> GIVEN INSTRUCTION
Find how many lines of the listing below include the word "BloombergNEF", then report the number by itself.

[Excerpt from a dataset]
— BEGIN —

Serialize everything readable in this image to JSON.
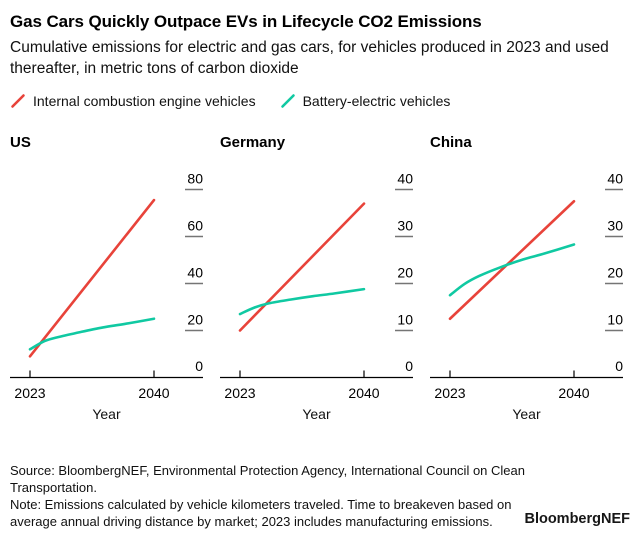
{
  "header": {
    "title": "Gas Cars Quickly Outpace EVs in Lifecycle CO2 Emissions",
    "subtitle": "Cumulative emissions for electric and gas cars, for vehicles produced in 2023 and used thereafter, in metric tons of carbon dioxide"
  },
  "legend": {
    "items": [
      {
        "label": "Internal combustion engine vehicles",
        "color": "#e8433a"
      },
      {
        "label": "Battery-electric vehicles",
        "color": "#10c9a2"
      }
    ]
  },
  "colors": {
    "ice": "#e8433a",
    "bev": "#10c9a2",
    "axis": "#000000",
    "tick_dash": "#757575",
    "text": "#111111"
  },
  "chart_data": [
    {
      "type": "line",
      "title": "US",
      "xlabel": "Year",
      "xlim": [
        2023,
        2040
      ],
      "x_ticks": [
        "2023",
        "2040"
      ],
      "ylim": [
        0,
        85
      ],
      "y_ticks": [
        0,
        20,
        40,
        60,
        80
      ],
      "grid": false,
      "legend_position": "top",
      "series": [
        {
          "name": "Internal combustion engine vehicles",
          "color": "#e8433a",
          "x": [
            2023,
            2040
          ],
          "y": [
            9,
            75.5
          ]
        },
        {
          "name": "Battery-electric vehicles",
          "color": "#10c9a2",
          "x": [
            2023,
            2025,
            2027,
            2030,
            2033,
            2036,
            2040
          ],
          "y": [
            12,
            15.5,
            17.3,
            19.4,
            21.3,
            22.8,
            25
          ]
        }
      ]
    },
    {
      "type": "line",
      "title": "Germany",
      "xlabel": "Year",
      "xlim": [
        2023,
        2040
      ],
      "x_ticks": [
        "2023",
        "2040"
      ],
      "ylim": [
        0,
        42.5
      ],
      "y_ticks": [
        0,
        10,
        20,
        30,
        40
      ],
      "grid": false,
      "legend_position": "top",
      "series": [
        {
          "name": "Internal combustion engine vehicles",
          "color": "#e8433a",
          "x": [
            2023,
            2040
          ],
          "y": [
            10,
            37
          ]
        },
        {
          "name": "Battery-electric vehicles",
          "color": "#10c9a2",
          "x": [
            2023,
            2025,
            2027,
            2030,
            2033,
            2036,
            2040
          ],
          "y": [
            13.5,
            14.9,
            15.8,
            16.6,
            17.3,
            17.9,
            18.8
          ]
        }
      ]
    },
    {
      "type": "line",
      "title": "China",
      "xlabel": "Year",
      "xlim": [
        2023,
        2040
      ],
      "x_ticks": [
        "2023",
        "2040"
      ],
      "ylim": [
        0,
        42.5
      ],
      "y_ticks": [
        0,
        10,
        20,
        30,
        40
      ],
      "grid": false,
      "legend_position": "top",
      "series": [
        {
          "name": "Internal combustion engine vehicles",
          "color": "#e8433a",
          "x": [
            2023,
            2040
          ],
          "y": [
            12.5,
            37.5
          ]
        },
        {
          "name": "Battery-electric vehicles",
          "color": "#10c9a2",
          "x": [
            2023,
            2025,
            2027,
            2030,
            2033,
            2036,
            2040
          ],
          "y": [
            17.5,
            19.9,
            21.6,
            23.5,
            25.1,
            26.4,
            28.3
          ]
        }
      ]
    }
  ],
  "footer": {
    "source": "Source: BloombergNEF, Environmental Protection Agency, International Council on Clean Transportation.",
    "note": "Note: Emissions calculated by vehicle kilometers traveled. Time to breakeven based on average annual driving distance by market; 2023 includes manufacturing emissions.",
    "logo": "BloombergNEF"
  }
}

— END —

> REPLY TO THE EXERCISE
2